[Stored dataset items]
* start *

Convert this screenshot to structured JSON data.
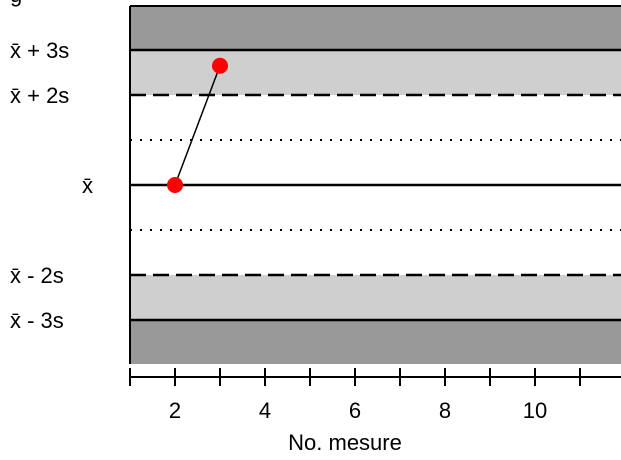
{
  "chart_data": {
    "type": "scatter",
    "title": "",
    "xlabel": "No. mesure",
    "ylabel": "",
    "xlim": [
      1,
      11.9
    ],
    "ylim": [
      -4.5,
      4.5
    ],
    "x_ticks": [
      1,
      2,
      3,
      4,
      5,
      6,
      7,
      8,
      9,
      10,
      11
    ],
    "x_tick_labels": [
      {
        "x": 2,
        "text": "2"
      },
      {
        "x": 4,
        "text": "4"
      },
      {
        "x": 6,
        "text": "6"
      },
      {
        "x": 8,
        "text": "8"
      },
      {
        "x": 10,
        "text": "10"
      }
    ],
    "control_bands": [
      {
        "from": 3,
        "to": 4.5,
        "color": "#999999"
      },
      {
        "from": 2,
        "to": 3,
        "color": "#cfcfcf"
      },
      {
        "from": -3,
        "to": -2,
        "color": "#cfcfcf"
      },
      {
        "from": -4.5,
        "to": -3,
        "color": "#999999"
      }
    ],
    "control_lines": [
      {
        "y": 3,
        "style": "solid",
        "label": "x̄ + 3s"
      },
      {
        "y": 2,
        "style": "dashed",
        "label": "x̄ + 2s"
      },
      {
        "y": 1,
        "style": "dotted",
        "label": ""
      },
      {
        "y": 0,
        "style": "solid",
        "label": "x̄"
      },
      {
        "y": -1,
        "style": "dotted",
        "label": ""
      },
      {
        "y": -2,
        "style": "dashed",
        "label": "x̄ - 2s"
      },
      {
        "y": -3,
        "style": "solid",
        "label": "x̄ - 3s"
      }
    ],
    "series": [
      {
        "x": [
          2,
          3
        ],
        "y": [
          0,
          2.65
        ],
        "color": "#ff0000",
        "line_color": "#000000"
      }
    ]
  }
}
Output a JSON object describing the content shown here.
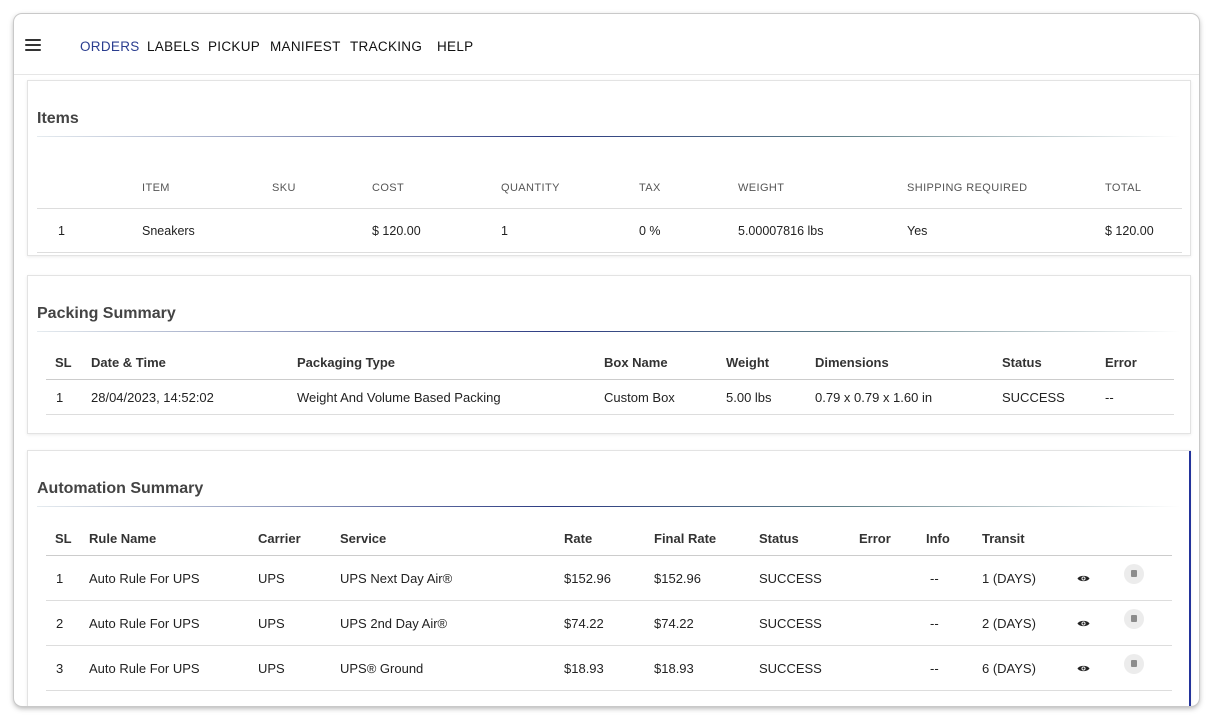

* end *

Problem description:
Extract the text of all the records above verbatim, excluding pictures.

Correct result:
Convert this screenshot to structured JSON data.
{
  "chart_data": {
    "type": "scatter",
    "title": "",
    "xlabel": "No. mesure",
    "ylabel": "",
    "xlim": [
      1,
      11.9
    ],
    "ylim": [
      -4.5,
      4.5
    ],
    "x_ticks": [
      1,
      2,
      3,
      4,
      5,
      6,
      7,
      8,
      9,
      10,
      11
    ],
    "x_tick_labels": [
      {
        "x": 2,
        "text": "2"
      },
      {
        "x": 4,
        "text": "4"
      },
      {
        "x": 6,
        "text": "6"
      },
      {
        "x": 8,
        "text": "8"
      },
      {
        "x": 10,
        "text": "10"
      }
    ],
    "control_bands": [
      {
        "from": 3,
        "to": 4.5,
        "color": "#999999"
      },
      {
        "from": 2,
        "to": 3,
        "color": "#cfcfcf"
      },
      {
        "from": -3,
        "to": -2,
        "color": "#cfcfcf"
      },
      {
        "from": -4.5,
        "to": -3,
        "color": "#999999"
      }
    ],
    "control_lines": [
      {
        "y": 3,
        "style": "solid",
        "label": "x̄ + 3s"
      },
      {
        "y": 2,
        "style": "dashed",
        "label": "x̄ + 2s"
      },
      {
        "y": 1,
        "style": "dotted",
        "label": ""
      },
      {
        "y": 0,
        "style": "solid",
        "label": "x̄"
      },
      {
        "y": -1,
        "style": "dotted",
        "label": ""
      },
      {
        "y": -2,
        "style": "dashed",
        "label": "x̄ - 2s"
      },
      {
        "y": -3,
        "style": "solid",
        "label": "x̄ - 3s"
      }
    ],
    "series": [
      {
        "x": [
          2,
          3
        ],
        "y": [
          0,
          2.65
        ],
        "color": "#ff0000",
        "line_color": "#000000"
      }
    ]
  }
}
Output a JSON object describing the content shown here.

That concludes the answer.